— start Material supplied —

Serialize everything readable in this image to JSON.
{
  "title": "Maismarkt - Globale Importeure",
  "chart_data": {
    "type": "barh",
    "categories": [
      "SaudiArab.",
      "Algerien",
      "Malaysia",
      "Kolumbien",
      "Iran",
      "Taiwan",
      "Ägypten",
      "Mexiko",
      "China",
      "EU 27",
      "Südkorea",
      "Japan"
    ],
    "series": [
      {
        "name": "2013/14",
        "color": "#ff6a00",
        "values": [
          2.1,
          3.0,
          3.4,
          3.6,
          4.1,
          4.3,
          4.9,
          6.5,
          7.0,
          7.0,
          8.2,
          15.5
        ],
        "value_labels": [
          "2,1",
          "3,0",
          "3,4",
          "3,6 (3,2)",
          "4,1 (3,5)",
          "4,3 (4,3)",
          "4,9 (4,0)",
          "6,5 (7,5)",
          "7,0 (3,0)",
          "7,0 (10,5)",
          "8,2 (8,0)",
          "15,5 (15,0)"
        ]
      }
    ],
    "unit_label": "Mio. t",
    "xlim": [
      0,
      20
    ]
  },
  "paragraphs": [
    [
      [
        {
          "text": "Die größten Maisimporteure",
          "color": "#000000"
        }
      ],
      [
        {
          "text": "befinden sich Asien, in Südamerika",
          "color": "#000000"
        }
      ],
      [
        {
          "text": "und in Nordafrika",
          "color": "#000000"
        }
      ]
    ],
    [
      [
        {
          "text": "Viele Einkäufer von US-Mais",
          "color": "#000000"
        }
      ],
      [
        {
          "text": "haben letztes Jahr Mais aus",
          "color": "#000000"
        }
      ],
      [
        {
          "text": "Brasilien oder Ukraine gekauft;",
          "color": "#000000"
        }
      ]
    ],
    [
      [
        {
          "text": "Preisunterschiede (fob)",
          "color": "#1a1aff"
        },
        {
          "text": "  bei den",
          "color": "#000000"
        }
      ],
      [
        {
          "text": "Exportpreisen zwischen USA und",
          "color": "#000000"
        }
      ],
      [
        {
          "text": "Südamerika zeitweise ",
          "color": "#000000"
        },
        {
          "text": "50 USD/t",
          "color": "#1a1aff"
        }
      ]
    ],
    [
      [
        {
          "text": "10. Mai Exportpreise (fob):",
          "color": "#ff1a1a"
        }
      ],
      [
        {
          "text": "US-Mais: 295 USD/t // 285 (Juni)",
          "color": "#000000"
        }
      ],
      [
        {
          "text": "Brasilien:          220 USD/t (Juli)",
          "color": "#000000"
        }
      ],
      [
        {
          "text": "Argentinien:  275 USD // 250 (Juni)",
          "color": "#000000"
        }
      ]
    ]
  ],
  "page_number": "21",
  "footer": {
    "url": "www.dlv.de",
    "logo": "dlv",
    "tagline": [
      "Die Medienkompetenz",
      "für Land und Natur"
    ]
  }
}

— end Material supplied —

▸ **Exercise goal**
Take the entries above and transcribe them in full.

▸ **Written response**
Serialize everything readable in this image to JSON.
{
  "title": "Maismarkt - Globale Importeure",
  "chart_data": {
    "type": "barh",
    "categories": [
      "SaudiArab.",
      "Algerien",
      "Malaysia",
      "Kolumbien",
      "Iran",
      "Taiwan",
      "Ägypten",
      "Mexiko",
      "China",
      "EU 27",
      "Südkorea",
      "Japan"
    ],
    "series": [
      {
        "name": "2013/14",
        "color": "#ff6a00",
        "values": [
          2.1,
          3.0,
          3.4,
          3.6,
          4.1,
          4.3,
          4.9,
          6.5,
          7.0,
          7.0,
          8.2,
          15.5
        ],
        "value_labels": [
          "2,1",
          "3,0",
          "3,4",
          "3,6 (3,2)",
          "4,1 (3,5)",
          "4,3 (4,3)",
          "4,9 (4,0)",
          "6,5 (7,5)",
          "7,0 (3,0)",
          "7,0 (10,5)",
          "8,2 (8,0)",
          "15,5 (15,0)"
        ]
      }
    ],
    "unit_label": "Mio. t",
    "xlim": [
      0,
      20
    ]
  },
  "paragraphs": [
    [
      [
        {
          "text": "Die größten Maisimporteure",
          "color": "#000000"
        }
      ],
      [
        {
          "text": "befinden sich Asien, in Südamerika",
          "color": "#000000"
        }
      ],
      [
        {
          "text": "und in Nordafrika",
          "color": "#000000"
        }
      ]
    ],
    [
      [
        {
          "text": "Viele Einkäufer von US-Mais",
          "color": "#000000"
        }
      ],
      [
        {
          "text": "haben letztes Jahr Mais aus",
          "color": "#000000"
        }
      ],
      [
        {
          "text": "Brasilien oder Ukraine gekauft;",
          "color": "#000000"
        }
      ]
    ],
    [
      [
        {
          "text": "Preisunterschiede (fob)",
          "color": "#1a1aff"
        },
        {
          "text": "  bei den",
          "color": "#000000"
        }
      ],
      [
        {
          "text": "Exportpreisen zwischen USA und",
          "color": "#000000"
        }
      ],
      [
        {
          "text": "Südamerika zeitweise ",
          "color": "#000000"
        },
        {
          "text": "50 USD/t",
          "color": "#1a1aff"
        }
      ]
    ],
    [
      [
        {
          "text": "10. Mai Exportpreise (fob):",
          "color": "#ff1a1a"
        }
      ],
      [
        {
          "text": "US-Mais: 295 USD/t // 285 (Juni)",
          "color": "#000000"
        }
      ],
      [
        {
          "text": "Brasilien:          220 USD/t (Juli)",
          "color": "#000000"
        }
      ],
      [
        {
          "text": "Argentinien:  275 USD // 250 (Juni)",
          "color": "#000000"
        }
      ]
    ]
  ],
  "page_number": "21",
  "footer": {
    "url": "www.dlv.de",
    "logo": "dlv",
    "tagline": [
      "Die Medienkompetenz",
      "für Land und Natur"
    ]
  }
}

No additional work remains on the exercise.